** BEGIN Material provided **

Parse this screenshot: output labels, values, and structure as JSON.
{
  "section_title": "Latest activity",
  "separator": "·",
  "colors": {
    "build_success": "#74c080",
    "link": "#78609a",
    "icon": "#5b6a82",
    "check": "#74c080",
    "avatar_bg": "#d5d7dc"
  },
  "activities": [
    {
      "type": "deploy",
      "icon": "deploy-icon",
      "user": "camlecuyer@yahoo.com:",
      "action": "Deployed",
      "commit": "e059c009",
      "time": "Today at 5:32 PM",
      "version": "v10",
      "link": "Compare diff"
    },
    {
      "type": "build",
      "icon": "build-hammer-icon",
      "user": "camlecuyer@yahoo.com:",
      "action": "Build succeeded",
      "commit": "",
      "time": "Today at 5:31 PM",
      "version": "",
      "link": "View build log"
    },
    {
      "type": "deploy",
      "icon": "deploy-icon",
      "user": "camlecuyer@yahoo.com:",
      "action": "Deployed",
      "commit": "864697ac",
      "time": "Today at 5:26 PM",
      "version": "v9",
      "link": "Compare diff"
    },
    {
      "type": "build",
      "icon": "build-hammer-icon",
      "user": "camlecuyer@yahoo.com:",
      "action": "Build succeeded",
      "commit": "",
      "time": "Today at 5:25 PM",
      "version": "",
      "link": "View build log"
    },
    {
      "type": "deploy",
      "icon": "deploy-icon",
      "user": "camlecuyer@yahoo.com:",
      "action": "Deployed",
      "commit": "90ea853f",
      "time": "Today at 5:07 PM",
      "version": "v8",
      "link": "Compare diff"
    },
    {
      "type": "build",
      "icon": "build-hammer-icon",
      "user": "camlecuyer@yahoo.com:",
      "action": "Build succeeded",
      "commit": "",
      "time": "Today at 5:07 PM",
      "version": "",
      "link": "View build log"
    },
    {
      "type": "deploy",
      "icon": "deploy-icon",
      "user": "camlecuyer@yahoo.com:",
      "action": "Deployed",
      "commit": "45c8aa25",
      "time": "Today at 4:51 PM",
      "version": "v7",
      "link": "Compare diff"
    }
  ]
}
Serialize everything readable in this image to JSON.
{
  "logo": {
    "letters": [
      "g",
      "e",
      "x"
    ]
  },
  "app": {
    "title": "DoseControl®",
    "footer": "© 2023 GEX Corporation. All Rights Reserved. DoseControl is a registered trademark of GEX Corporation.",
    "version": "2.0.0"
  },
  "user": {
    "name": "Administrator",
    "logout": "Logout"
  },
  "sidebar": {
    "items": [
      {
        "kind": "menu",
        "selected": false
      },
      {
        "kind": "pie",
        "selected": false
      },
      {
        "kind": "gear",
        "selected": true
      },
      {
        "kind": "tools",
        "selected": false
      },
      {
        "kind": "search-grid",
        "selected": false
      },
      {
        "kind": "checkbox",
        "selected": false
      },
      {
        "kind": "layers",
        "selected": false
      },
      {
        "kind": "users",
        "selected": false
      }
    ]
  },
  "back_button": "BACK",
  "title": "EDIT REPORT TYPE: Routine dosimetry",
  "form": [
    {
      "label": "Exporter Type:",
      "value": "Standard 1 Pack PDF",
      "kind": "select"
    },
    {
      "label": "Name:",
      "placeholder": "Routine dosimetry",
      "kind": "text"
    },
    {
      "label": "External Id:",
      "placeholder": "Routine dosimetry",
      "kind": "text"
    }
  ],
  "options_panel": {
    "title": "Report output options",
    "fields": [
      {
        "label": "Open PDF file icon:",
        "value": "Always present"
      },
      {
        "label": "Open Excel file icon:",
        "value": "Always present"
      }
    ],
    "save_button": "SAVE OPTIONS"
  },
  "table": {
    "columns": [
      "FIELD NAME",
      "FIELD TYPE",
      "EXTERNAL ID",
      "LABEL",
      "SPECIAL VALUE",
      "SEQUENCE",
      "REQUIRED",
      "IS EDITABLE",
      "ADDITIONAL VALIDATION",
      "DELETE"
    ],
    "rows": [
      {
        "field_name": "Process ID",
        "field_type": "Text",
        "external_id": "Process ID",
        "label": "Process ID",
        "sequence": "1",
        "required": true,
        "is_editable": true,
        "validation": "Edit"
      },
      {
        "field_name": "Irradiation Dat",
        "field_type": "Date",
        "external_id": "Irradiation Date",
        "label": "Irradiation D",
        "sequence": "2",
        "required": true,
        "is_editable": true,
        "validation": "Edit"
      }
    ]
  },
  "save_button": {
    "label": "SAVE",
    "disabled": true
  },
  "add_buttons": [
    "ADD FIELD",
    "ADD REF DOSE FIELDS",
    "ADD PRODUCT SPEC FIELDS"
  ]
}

** END Material provided **

- **Exercise goal**:
Copy each line of the entries that includes the word "this".

- **Exercise result**:
Parse this screenshot: output labels, values, and structure as JSON.
Serialize everything readable in this image to JSON.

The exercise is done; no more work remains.